▶ **WHAT IS BEING ASKED**
Exclude any images and output the remaining records exactly.

Records from a data collection

◇ ◇ ◇ ◇ ◇ ◇ ◇

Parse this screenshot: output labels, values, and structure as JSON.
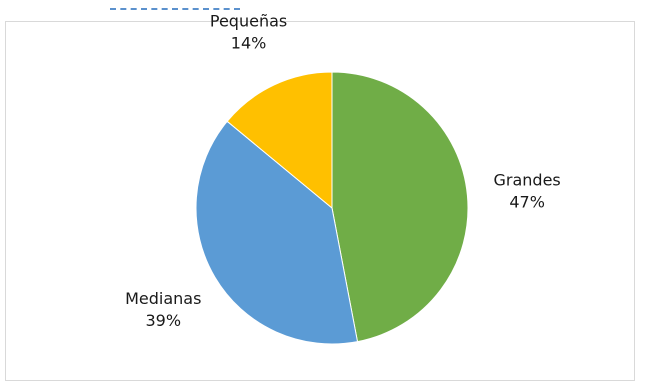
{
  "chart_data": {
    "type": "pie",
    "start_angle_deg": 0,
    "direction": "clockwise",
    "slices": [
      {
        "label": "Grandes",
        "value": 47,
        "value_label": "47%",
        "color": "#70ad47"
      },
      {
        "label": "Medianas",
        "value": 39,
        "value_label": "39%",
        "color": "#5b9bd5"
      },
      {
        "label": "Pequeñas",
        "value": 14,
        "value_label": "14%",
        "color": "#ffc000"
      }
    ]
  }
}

◇ ◇ ◇ ◇ ◇ ◇ ◇

▶ **ANSWER BELOW**
Parse this screenshot: output labels, values, and structure as JSON.
{
  "chart_data": {
    "type": "pie",
    "start_angle_deg": 0,
    "direction": "clockwise",
    "slices": [
      {
        "label": "Grandes",
        "value": 47,
        "value_label": "47%",
        "color": "#70ad47"
      },
      {
        "label": "Medianas",
        "value": 39,
        "value_label": "39%",
        "color": "#5b9bd5"
      },
      {
        "label": "Pequeñas",
        "value": 14,
        "value_label": "14%",
        "color": "#ffc000"
      }
    ]
  }
}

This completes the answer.